Exercise aim:
Each line of the material below should be reproduced exactly.

— start Task material —

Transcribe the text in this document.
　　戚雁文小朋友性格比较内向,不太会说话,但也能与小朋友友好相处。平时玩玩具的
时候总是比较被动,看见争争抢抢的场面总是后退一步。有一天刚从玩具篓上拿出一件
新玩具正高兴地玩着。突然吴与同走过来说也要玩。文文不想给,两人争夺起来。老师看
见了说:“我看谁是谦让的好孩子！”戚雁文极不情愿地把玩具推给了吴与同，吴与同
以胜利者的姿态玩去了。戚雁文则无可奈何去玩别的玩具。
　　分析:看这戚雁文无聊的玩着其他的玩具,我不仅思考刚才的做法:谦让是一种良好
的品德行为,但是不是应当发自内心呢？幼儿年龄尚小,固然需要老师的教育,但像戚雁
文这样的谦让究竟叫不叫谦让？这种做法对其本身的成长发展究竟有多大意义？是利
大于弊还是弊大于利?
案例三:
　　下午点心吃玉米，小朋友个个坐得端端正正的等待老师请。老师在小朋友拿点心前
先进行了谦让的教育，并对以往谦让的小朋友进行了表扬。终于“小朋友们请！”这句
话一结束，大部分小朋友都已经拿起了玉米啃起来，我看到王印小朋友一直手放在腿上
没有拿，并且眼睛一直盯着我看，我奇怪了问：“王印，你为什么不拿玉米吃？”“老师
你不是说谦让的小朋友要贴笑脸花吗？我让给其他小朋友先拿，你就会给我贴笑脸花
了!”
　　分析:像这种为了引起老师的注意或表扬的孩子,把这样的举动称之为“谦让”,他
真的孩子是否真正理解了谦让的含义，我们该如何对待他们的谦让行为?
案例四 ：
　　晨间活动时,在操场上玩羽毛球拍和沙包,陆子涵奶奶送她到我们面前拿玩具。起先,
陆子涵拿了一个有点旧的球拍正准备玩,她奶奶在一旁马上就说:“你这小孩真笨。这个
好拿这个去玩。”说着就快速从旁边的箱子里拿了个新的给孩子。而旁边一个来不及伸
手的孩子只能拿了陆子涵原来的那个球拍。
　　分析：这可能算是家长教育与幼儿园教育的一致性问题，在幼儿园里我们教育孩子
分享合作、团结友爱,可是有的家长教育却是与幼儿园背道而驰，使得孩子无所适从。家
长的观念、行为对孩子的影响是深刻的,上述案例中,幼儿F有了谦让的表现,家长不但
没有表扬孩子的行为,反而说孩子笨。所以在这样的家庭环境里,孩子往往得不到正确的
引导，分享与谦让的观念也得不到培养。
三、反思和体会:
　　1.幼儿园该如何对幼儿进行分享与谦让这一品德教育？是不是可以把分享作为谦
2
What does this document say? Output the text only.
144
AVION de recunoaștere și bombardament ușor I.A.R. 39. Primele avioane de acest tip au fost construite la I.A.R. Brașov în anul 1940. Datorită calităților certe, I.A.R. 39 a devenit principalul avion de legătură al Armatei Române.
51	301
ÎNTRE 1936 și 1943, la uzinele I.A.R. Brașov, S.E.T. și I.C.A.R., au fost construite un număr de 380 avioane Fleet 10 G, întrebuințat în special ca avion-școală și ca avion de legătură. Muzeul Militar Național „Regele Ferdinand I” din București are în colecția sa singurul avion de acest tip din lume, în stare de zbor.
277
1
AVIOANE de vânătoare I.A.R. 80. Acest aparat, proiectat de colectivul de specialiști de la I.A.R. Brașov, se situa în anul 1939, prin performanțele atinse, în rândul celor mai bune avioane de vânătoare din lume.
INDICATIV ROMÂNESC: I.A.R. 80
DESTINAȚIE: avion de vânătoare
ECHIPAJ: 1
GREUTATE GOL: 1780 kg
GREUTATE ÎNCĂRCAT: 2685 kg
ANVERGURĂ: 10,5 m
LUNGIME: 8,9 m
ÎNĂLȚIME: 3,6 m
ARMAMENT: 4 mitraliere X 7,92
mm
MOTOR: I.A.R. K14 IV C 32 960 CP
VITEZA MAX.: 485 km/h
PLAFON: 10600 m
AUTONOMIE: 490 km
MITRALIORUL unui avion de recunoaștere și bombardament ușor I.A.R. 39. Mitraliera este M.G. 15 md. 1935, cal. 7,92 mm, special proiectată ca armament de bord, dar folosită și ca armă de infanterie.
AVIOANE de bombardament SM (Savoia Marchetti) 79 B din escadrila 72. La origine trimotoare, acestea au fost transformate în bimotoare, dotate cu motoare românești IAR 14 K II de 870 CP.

— end Task material —

Solution for this task:
Transcribe the text in this document.
　　戚雁文小朋友性格比较内向,不太会说话,但也能与小朋友友好相处。平时玩玩具的
时候总是比较被动,看见争争抢抢的场面总是后退一步。有一天刚从玩具篓上拿出一件
新玩具正高兴地玩着。突然吴与同走过来说也要玩。文文不想给,两人争夺起来。老师看
见了说:“我看谁是谦让的好孩子！”戚雁文极不情愿地把玩具推给了吴与同，吴与同
以胜利者的姿态玩去了。戚雁文则无可奈何去玩别的玩具。
　　分析:看这戚雁文无聊的玩着其他的玩具,我不仅思考刚才的做法:谦让是一种良好
的品德行为,但是不是应当发自内心呢？幼儿年龄尚小,固然需要老师的教育,但像戚雁
文这样的谦让究竟叫不叫谦让？这种做法对其本身的成长发展究竟有多大意义？是利
大于弊还是弊大于利?
案例三:
　　下午点心吃玉米，小朋友个个坐得端端正正的等待老师请。老师在小朋友拿点心前
先进行了谦让的教育，并对以往谦让的小朋友进行了表扬。终于“小朋友们请！”这句
话一结束，大部分小朋友都已经拿起了玉米啃起来，我看到王印小朋友一直手放在腿上
没有拿，并且眼睛一直盯着我看，我奇怪了问：“王印，你为什么不拿玉米吃？”“老师
你不是说谦让的小朋友要贴笑脸花吗？我让给其他小朋友先拿，你就会给我贴笑脸花
了!”
　　分析:像这种为了引起老师的注意或表扬的孩子,把这样的举动称之为“谦让”,他
真的孩子是否真正理解了谦让的含义，我们该如何对待他们的谦让行为?
案例四 ：
　　晨间活动时,在操场上玩羽毛球拍和沙包,陆子涵奶奶送她到我们面前拿玩具。起先,
陆子涵拿了一个有点旧的球拍正准备玩,她奶奶在一旁马上就说:“你这小孩真笨。这个
好拿这个去玩。”说着就快速从旁边的箱子里拿了个新的给孩子。而旁边一个来不及伸
手的孩子只能拿了陆子涵原来的那个球拍。
　　分析：这可能算是家长教育与幼儿园教育的一致性问题，在幼儿园里我们教育孩子
分享合作、团结友爱,可是有的家长教育却是与幼儿园背道而驰，使得孩子无所适从。家
长的观念、行为对孩子的影响是深刻的,上述案例中,幼儿F有了谦让的表现,家长不但
没有表扬孩子的行为,反而说孩子笨。所以在这样的家庭环境里,孩子往往得不到正确的
引导，分享与谦让的观念也得不到培养。
三、反思和体会:
　　1.幼儿园该如何对幼儿进行分享与谦让这一品德教育？是不是可以把分享作为谦
2
What does this document say? Output the text only.
144
AVION de recunoaștere și bombardament ușor I.A.R. 39. Primele avioane de acest tip au fost construite la I.A.R. Brașov în anul 1940. Datorită calităților certe, I.A.R. 39 a devenit principalul avion de legătură al Armatei Române.
51	301
ÎNTRE 1936 și 1943, la uzinele I.A.R. Brașov, S.E.T. și I.C.A.R., au fost construite un număr de 380 avioane Fleet 10 G, întrebuințat în special ca avion-școală și ca avion de legătură. Muzeul Militar Național „Regele Ferdinand I” din București are în colecția sa singurul avion de acest tip din lume, în stare de zbor.
277
1
AVIOANE de vânătoare I.A.R. 80. Acest aparat, proiectat de colectivul de specialiști de la I.A.R. Brașov, se situa în anul 1939, prin performanțele atinse, în rândul celor mai bune avioane de vânătoare din lume.
INDICATIV ROMÂNESC: I.A.R. 80
DESTINAȚIE: avion de vânătoare
ECHIPAJ: 1
GREUTATE GOL: 1780 kg
GREUTATE ÎNCĂRCAT: 2685 kg
ANVERGURĂ: 10,5 m
LUNGIME: 8,9 m
ÎNĂLȚIME: 3,6 m
ARMAMENT: 4 mitraliere X 7,92
mm
MOTOR: I.A.R. K14 IV C 32 960 CP
VITEZA MAX.: 485 km/h
PLAFON: 10600 m
AUTONOMIE: 490 km
MITRALIORUL unui avion de recunoaștere și bombardament ușor I.A.R. 39. Mitraliera este M.G. 15 md. 1935, cal. 7,92 mm, special proiectată ca armament de bord, dar folosită și ca armă de infanterie.
AVIOANE de bombardament SM (Savoia Marchetti) 79 B din escadrila 72. La origine trimotoare, acestea au fost transformate în bimotoare, dotate cu motoare românești IAR 14 K II de 870 CP.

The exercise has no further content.